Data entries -
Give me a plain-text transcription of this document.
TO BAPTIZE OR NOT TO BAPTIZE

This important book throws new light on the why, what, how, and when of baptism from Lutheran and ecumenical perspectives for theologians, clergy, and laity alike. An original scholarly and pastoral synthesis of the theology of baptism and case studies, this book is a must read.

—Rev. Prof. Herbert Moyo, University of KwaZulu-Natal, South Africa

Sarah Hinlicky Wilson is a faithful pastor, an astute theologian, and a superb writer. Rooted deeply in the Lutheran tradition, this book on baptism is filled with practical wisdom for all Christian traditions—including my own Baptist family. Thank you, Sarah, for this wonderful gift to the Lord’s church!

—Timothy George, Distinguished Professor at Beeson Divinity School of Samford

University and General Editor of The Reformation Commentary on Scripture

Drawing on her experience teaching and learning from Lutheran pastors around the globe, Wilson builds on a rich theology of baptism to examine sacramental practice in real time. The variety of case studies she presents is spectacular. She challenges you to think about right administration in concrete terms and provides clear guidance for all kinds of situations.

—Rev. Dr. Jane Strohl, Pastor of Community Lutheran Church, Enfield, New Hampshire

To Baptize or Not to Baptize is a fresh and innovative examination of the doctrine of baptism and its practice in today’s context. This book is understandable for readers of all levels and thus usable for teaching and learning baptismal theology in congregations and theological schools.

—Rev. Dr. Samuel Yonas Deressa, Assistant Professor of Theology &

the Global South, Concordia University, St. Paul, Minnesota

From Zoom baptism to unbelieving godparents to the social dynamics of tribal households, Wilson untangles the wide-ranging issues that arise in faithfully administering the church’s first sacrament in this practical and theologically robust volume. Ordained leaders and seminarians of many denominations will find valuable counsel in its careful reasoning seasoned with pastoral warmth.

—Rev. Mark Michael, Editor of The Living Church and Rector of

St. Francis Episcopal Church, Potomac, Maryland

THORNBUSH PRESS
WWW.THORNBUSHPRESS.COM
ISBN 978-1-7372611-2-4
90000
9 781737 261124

The exercise -
Copy out the data shown above without altering anything.

Solution to the exercise -
Give me a plain-text transcription of this document.
TO BAPTIZE OR NOT TO BAPTIZE

This important book throws new light on the why, what, how, and when of baptism from Lutheran and ecumenical perspectives for theologians, clergy, and laity alike. An original scholarly and pastoral synthesis of the theology of baptism and case studies, this book is a must read.

—Rev. Prof. Herbert Moyo, University of KwaZulu-Natal, South Africa

Sarah Hinlicky Wilson is a faithful pastor, an astute theologian, and a superb writer. Rooted deeply in the Lutheran tradition, this book on baptism is filled with practical wisdom for all Christian traditions—including my own Baptist family. Thank you, Sarah, for this wonderful gift to the Lord’s church!

—Timothy George, Distinguished Professor at Beeson Divinity School of Samford

University and General Editor of The Reformation Commentary on Scripture

Drawing on her experience teaching and learning from Lutheran pastors around the globe, Wilson builds on a rich theology of baptism to examine sacramental practice in real time. The variety of case studies she presents is spectacular. She challenges you to think about right administration in concrete terms and provides clear guidance for all kinds of situations.

—Rev. Dr. Jane Strohl, Pastor of Community Lutheran Church, Enfield, New Hampshire

To Baptize or Not to Baptize is a fresh and innovative examination of the doctrine of baptism and its practice in today’s context. This book is understandable for readers of all levels and thus usable for teaching and learning baptismal theology in congregations and theological schools.

—Rev. Dr. Samuel Yonas Deressa, Assistant Professor of Theology &

the Global South, Concordia University, St. Paul, Minnesota

From Zoom baptism to unbelieving godparents to the social dynamics of tribal households, Wilson untangles the wide-ranging issues that arise in faithfully administering the church’s first sacrament in this practical and theologically robust volume. Ordained leaders and seminarians of many denominations will find valuable counsel in its careful reasoning seasoned with pastoral warmth.

—Rev. Mark Michael, Editor of The Living Church and Rector of

St. Francis Episcopal Church, Potomac, Maryland

THORNBUSH PRESS
WWW.THORNBUSHPRESS.COM
ISBN 978-1-7372611-2-4
90000
9 781737 261124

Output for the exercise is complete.